* BEGIN *

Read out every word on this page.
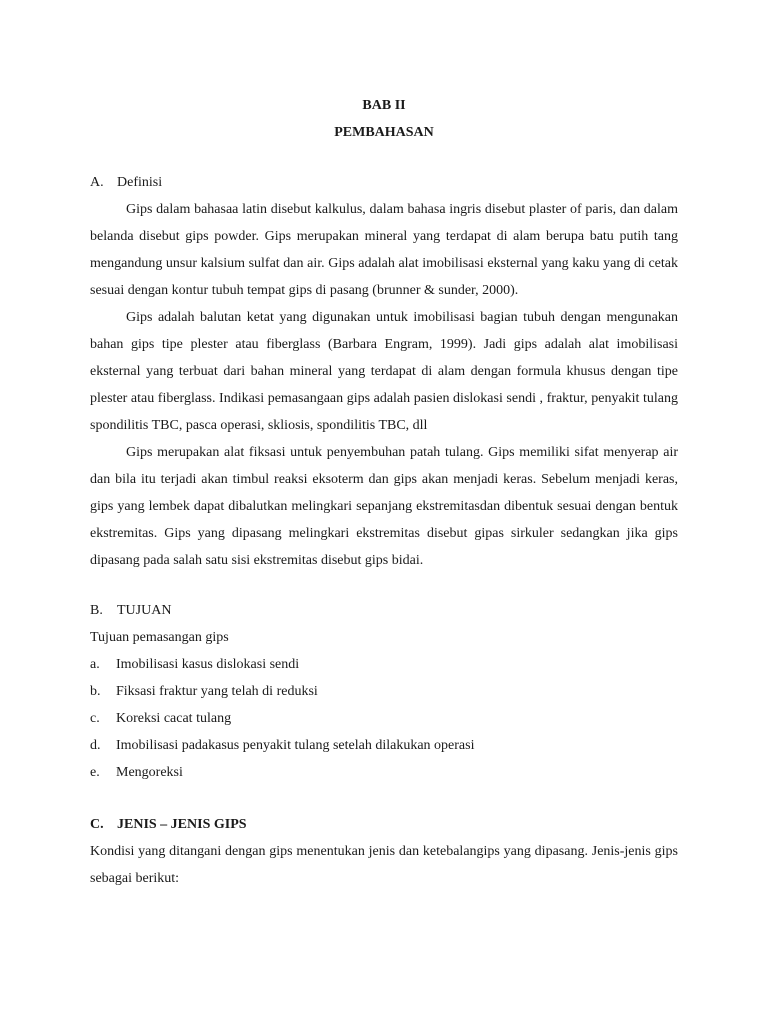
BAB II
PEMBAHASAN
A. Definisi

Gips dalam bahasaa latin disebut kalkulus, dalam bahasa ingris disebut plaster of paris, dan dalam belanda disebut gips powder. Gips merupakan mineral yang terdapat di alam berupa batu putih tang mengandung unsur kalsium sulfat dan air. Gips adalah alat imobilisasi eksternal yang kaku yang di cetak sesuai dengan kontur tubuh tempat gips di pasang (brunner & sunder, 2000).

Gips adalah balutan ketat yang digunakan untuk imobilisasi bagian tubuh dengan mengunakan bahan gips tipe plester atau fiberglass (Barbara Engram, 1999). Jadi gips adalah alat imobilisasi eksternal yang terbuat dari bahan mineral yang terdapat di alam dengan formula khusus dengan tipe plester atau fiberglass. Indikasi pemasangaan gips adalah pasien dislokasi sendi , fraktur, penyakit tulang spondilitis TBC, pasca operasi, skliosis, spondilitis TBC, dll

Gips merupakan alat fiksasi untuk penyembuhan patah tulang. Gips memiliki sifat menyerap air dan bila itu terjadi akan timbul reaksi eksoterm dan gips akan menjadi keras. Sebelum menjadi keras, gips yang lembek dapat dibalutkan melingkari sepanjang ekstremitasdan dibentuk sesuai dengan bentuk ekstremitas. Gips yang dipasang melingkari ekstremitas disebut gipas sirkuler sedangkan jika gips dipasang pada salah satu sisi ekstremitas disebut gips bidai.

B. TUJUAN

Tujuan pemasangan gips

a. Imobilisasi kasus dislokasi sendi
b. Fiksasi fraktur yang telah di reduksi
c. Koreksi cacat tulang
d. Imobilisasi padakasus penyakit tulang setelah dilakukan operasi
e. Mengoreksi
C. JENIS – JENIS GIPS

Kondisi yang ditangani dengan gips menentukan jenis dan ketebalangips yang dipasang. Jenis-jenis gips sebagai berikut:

* END *

**Direction**. Repeat each record exactly as shown above, dropping all images.

**Result of this exercise**.
Read out every word on this page.
BAB II
PEMBAHASAN
A. Definisi

Gips dalam bahasaa latin disebut kalkulus, dalam bahasa ingris disebut plaster of paris, dan dalam belanda disebut gips powder. Gips merupakan mineral yang terdapat di alam berupa batu putih tang mengandung unsur kalsium sulfat dan air. Gips adalah alat imobilisasi eksternal yang kaku yang di cetak sesuai dengan kontur tubuh tempat gips di pasang (brunner & sunder, 2000).

Gips adalah balutan ketat yang digunakan untuk imobilisasi bagian tubuh dengan mengunakan bahan gips tipe plester atau fiberglass (Barbara Engram, 1999). Jadi gips adalah alat imobilisasi eksternal yang terbuat dari bahan mineral yang terdapat di alam dengan formula khusus dengan tipe plester atau fiberglass. Indikasi pemasangaan gips adalah pasien dislokasi sendi , fraktur, penyakit tulang spondilitis TBC, pasca operasi, skliosis, spondilitis TBC, dll

Gips merupakan alat fiksasi untuk penyembuhan patah tulang. Gips memiliki sifat menyerap air dan bila itu terjadi akan timbul reaksi eksoterm dan gips akan menjadi keras. Sebelum menjadi keras, gips yang lembek dapat dibalutkan melingkari sepanjang ekstremitasdan dibentuk sesuai dengan bentuk ekstremitas. Gips yang dipasang melingkari ekstremitas disebut gipas sirkuler sedangkan jika gips dipasang pada salah satu sisi ekstremitas disebut gips bidai.

B. TUJUAN

Tujuan pemasangan gips

a. Imobilisasi kasus dislokasi sendi
b. Fiksasi fraktur yang telah di reduksi
c. Koreksi cacat tulang
d. Imobilisasi padakasus penyakit tulang setelah dilakukan operasi
e. Mengoreksi
C. JENIS – JENIS GIPS

Kondisi yang ditangani dengan gips menentukan jenis dan ketebalangips yang dipasang. Jenis-jenis gips sebagai berikut:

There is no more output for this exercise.